Which lines in the records below contain the word "structured"? Copy each of them.

-- start --

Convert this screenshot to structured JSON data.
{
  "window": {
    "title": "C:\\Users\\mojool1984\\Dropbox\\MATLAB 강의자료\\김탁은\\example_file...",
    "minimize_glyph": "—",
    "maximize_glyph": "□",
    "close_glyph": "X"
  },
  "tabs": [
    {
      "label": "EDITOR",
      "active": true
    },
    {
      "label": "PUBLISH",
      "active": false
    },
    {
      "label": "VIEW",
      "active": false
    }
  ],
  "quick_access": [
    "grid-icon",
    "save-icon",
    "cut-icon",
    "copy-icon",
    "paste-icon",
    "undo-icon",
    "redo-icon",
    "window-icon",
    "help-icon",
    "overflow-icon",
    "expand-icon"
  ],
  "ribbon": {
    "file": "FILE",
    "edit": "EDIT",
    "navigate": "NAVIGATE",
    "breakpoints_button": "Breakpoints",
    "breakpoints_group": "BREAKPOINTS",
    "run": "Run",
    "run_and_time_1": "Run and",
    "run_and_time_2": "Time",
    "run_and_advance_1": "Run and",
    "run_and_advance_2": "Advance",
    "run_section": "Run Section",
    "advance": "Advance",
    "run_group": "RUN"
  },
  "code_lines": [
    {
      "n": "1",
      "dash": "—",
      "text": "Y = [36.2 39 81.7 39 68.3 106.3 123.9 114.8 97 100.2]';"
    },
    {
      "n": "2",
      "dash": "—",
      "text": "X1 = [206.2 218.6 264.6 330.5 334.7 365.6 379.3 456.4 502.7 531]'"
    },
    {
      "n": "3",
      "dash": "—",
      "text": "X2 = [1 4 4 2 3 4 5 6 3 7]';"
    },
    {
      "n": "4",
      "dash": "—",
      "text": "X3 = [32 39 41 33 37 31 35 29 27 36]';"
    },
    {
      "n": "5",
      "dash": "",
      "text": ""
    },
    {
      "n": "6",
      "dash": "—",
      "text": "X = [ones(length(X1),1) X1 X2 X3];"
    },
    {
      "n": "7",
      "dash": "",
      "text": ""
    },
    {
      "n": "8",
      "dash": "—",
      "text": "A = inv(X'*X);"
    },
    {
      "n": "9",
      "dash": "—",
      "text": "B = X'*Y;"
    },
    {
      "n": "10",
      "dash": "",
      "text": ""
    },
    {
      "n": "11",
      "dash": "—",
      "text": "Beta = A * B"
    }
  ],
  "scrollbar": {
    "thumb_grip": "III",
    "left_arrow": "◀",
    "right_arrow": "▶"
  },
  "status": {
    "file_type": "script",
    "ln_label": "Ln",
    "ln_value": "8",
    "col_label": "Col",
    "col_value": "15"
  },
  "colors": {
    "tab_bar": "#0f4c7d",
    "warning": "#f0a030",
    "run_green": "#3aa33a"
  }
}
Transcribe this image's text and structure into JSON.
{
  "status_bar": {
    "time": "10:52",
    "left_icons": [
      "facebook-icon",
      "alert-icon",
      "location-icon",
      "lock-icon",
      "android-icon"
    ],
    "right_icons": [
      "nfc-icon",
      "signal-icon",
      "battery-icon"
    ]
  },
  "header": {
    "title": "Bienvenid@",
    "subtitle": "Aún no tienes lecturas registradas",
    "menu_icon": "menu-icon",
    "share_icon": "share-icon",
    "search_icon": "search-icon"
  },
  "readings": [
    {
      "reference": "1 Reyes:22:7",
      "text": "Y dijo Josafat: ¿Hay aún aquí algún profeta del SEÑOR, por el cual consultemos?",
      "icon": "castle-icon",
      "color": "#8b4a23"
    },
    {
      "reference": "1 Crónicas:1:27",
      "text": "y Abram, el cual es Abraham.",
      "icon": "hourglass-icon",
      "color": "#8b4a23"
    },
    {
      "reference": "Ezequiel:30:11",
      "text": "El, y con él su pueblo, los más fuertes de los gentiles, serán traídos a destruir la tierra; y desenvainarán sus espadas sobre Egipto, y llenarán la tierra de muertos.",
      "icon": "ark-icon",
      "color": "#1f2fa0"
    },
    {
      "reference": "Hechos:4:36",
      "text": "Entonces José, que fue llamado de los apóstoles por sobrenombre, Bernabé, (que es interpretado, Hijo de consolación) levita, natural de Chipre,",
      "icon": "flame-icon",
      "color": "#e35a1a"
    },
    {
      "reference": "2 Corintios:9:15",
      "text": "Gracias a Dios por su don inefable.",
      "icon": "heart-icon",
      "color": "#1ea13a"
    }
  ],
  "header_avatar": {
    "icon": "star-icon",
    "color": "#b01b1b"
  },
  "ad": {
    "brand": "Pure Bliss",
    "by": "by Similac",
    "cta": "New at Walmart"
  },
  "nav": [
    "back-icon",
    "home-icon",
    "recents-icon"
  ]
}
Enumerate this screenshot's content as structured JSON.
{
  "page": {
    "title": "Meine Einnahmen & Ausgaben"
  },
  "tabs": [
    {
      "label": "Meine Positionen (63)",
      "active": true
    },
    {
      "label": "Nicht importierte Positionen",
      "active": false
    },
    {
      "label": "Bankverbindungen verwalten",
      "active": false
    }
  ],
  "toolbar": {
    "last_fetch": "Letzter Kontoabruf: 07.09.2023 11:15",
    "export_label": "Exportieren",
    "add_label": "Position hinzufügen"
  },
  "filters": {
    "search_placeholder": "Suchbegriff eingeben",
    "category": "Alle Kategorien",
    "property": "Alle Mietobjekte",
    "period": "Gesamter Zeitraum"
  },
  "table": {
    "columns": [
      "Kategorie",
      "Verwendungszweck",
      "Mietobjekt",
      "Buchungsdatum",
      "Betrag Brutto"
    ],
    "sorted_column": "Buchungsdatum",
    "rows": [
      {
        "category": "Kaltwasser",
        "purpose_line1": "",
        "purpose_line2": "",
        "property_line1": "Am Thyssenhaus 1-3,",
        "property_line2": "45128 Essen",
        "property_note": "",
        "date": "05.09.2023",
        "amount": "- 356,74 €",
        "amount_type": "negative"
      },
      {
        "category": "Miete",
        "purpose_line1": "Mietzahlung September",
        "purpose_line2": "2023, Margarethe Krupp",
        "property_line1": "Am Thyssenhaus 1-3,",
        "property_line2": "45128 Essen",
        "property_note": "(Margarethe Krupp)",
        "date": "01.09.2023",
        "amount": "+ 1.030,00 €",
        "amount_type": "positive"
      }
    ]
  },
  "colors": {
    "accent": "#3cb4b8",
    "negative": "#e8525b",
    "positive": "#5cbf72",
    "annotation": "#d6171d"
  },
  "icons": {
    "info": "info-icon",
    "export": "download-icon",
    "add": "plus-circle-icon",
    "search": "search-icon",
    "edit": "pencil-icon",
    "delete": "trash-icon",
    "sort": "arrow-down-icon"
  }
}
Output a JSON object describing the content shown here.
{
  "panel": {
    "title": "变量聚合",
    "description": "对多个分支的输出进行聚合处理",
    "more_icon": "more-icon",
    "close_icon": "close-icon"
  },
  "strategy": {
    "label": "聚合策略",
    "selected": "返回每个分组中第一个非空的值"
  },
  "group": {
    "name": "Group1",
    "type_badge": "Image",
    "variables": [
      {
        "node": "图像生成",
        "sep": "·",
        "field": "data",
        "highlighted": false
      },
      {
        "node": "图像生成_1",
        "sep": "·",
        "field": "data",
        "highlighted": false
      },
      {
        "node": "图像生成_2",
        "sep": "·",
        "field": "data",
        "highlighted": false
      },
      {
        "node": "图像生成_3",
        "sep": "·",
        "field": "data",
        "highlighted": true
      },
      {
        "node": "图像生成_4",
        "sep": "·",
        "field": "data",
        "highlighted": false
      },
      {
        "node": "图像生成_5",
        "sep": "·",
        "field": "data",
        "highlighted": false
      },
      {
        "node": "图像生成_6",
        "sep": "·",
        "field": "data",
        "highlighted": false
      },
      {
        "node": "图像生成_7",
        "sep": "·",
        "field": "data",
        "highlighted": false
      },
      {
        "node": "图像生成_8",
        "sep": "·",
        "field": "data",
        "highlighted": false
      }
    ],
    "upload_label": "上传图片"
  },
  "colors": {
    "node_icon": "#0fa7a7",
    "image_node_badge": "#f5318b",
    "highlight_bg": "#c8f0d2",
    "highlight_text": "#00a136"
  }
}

-- end --

[Output below]
Convert this screenshot to structured JSON data.
Enumerate this screenshot's content as structured JSON.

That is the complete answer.